* DATA SHOWN
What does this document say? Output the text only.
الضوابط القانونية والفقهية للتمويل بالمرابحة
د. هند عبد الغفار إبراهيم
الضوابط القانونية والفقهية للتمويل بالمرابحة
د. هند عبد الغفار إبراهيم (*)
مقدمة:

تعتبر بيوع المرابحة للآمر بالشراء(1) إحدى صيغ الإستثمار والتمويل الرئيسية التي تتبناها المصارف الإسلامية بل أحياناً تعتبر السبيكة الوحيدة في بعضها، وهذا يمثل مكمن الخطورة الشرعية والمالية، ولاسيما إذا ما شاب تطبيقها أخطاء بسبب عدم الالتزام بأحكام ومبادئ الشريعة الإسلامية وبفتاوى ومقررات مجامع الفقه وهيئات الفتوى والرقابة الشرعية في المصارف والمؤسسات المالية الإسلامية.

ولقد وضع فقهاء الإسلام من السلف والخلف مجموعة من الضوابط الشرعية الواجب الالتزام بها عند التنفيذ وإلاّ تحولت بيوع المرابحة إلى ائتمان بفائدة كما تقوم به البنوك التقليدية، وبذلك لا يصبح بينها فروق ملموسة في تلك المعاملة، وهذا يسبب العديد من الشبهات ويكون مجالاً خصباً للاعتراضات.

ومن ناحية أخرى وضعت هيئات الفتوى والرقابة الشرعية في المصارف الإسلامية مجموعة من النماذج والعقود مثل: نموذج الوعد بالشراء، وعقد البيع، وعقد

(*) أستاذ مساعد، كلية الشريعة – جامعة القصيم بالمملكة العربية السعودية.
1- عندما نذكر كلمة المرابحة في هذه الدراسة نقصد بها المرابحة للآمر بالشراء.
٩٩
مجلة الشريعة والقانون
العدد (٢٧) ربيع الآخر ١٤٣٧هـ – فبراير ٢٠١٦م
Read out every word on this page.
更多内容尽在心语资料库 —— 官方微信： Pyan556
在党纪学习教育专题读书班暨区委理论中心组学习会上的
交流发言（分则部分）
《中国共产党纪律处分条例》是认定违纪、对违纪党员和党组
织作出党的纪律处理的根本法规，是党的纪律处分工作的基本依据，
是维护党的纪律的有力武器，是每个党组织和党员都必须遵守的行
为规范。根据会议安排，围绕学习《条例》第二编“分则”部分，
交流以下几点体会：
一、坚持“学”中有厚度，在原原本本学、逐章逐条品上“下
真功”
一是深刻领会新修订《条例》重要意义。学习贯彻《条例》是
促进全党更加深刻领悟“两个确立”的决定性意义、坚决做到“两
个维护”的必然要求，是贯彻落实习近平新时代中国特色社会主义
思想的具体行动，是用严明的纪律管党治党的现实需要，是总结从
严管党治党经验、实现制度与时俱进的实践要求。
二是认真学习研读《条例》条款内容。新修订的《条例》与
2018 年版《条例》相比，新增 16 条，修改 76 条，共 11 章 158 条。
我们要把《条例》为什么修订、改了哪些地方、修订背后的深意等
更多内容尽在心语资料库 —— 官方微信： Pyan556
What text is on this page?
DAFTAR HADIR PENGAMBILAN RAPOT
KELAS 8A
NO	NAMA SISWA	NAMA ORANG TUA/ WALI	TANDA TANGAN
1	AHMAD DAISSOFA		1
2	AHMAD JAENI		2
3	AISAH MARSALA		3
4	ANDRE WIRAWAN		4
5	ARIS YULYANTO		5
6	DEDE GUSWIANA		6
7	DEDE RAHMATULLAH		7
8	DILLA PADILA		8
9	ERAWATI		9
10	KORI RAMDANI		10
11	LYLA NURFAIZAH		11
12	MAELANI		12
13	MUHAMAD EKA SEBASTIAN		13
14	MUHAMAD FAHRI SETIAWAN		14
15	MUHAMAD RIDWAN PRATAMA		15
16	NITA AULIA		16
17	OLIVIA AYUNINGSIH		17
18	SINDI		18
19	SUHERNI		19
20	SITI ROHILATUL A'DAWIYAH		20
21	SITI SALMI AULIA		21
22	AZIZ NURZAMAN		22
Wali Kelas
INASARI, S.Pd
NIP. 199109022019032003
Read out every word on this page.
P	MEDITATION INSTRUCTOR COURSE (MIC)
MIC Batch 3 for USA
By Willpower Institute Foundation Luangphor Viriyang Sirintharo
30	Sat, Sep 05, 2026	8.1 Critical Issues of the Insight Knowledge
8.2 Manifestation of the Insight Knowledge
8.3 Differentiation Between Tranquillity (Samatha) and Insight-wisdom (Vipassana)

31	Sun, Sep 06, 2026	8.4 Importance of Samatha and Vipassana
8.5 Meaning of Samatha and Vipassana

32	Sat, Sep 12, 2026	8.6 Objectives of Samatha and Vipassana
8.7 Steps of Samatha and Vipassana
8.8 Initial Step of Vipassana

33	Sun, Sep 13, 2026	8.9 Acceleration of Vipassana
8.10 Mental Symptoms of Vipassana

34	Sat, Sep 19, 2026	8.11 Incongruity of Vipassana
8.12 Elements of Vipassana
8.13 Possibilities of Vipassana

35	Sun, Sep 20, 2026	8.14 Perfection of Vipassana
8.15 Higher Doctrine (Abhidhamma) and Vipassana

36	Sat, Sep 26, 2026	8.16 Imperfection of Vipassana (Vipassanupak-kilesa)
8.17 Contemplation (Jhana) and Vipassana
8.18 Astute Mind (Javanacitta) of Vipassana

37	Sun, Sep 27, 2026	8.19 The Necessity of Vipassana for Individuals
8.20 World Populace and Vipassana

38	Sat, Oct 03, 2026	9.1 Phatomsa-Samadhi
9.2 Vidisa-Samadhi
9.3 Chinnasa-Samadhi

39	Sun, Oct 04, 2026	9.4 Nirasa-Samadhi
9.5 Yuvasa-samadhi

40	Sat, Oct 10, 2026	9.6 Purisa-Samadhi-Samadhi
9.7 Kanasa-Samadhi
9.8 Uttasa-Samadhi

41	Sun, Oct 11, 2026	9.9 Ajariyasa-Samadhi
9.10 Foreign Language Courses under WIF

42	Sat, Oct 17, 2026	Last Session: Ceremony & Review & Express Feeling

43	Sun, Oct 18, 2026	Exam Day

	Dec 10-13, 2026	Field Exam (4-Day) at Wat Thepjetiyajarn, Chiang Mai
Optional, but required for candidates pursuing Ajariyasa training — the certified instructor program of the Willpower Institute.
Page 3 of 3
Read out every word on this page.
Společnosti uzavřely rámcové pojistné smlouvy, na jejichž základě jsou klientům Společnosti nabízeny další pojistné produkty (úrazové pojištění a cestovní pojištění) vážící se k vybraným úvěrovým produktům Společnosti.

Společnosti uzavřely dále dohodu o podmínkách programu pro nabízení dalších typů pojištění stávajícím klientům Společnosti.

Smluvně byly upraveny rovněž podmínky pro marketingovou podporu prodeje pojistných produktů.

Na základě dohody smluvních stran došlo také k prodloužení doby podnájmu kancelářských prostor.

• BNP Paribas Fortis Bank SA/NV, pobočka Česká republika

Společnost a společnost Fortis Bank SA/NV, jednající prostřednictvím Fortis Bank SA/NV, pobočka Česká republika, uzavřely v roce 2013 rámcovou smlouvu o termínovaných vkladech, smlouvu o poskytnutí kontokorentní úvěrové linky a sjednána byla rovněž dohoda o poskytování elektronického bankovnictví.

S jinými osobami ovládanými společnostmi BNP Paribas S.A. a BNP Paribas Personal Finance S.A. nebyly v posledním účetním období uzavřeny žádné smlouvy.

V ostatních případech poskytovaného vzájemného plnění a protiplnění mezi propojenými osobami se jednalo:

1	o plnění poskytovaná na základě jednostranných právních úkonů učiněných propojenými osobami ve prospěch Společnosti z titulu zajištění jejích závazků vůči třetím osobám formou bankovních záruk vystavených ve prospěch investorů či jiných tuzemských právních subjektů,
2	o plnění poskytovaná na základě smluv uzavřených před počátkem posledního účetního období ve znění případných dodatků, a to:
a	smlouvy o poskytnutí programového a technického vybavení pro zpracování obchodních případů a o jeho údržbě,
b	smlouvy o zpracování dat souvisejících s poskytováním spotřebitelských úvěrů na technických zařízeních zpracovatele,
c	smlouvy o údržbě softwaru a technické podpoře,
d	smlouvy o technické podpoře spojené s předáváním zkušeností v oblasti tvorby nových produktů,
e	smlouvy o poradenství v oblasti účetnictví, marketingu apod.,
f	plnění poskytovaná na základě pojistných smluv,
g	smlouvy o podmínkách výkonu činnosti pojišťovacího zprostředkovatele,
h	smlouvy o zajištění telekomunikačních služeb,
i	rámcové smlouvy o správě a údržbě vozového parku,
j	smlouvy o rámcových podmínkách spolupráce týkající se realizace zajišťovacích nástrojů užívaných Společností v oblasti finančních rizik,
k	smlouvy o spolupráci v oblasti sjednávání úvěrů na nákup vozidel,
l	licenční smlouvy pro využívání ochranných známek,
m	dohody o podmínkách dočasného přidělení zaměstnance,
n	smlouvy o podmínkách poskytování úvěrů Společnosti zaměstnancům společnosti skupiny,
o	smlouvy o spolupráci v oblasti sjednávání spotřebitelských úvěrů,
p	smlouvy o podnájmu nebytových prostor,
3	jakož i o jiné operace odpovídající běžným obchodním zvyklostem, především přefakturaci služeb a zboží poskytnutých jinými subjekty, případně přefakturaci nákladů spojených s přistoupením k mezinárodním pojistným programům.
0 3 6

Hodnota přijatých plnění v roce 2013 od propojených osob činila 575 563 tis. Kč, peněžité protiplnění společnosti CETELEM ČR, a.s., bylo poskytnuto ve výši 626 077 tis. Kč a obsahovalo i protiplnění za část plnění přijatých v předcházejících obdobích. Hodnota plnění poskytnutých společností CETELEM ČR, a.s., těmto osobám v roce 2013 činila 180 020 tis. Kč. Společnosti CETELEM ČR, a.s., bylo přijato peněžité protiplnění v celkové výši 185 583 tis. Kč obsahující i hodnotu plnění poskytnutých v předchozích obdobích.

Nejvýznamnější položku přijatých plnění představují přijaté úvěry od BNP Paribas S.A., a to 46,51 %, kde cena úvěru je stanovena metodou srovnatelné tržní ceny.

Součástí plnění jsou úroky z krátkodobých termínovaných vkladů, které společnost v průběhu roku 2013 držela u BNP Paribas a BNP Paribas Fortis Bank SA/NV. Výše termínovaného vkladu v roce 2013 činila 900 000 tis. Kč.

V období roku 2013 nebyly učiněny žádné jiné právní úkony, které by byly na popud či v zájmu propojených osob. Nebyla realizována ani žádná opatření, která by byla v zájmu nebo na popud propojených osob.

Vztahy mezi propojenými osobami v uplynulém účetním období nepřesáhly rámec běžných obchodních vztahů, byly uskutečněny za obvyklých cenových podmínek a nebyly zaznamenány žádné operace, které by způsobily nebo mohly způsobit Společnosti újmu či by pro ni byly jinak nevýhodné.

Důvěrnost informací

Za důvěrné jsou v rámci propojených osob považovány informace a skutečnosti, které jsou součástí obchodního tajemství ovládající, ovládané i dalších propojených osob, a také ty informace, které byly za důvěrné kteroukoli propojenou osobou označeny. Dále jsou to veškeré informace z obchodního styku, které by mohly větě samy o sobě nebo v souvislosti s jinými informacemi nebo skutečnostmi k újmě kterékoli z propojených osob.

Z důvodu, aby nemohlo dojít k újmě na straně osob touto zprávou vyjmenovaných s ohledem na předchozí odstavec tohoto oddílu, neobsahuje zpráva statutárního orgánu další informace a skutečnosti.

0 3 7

* EXERCISE PROMPT
Identify the lines that contain the string "podnájmu", and copy every one of them.

* RESULT OF THIS EXERCISE
Na základě dohody smluvních stran došlo také k prodloužení doby podnájmu kancelářských prostor.
p	smlouvy o podnájmu nebytových prostor,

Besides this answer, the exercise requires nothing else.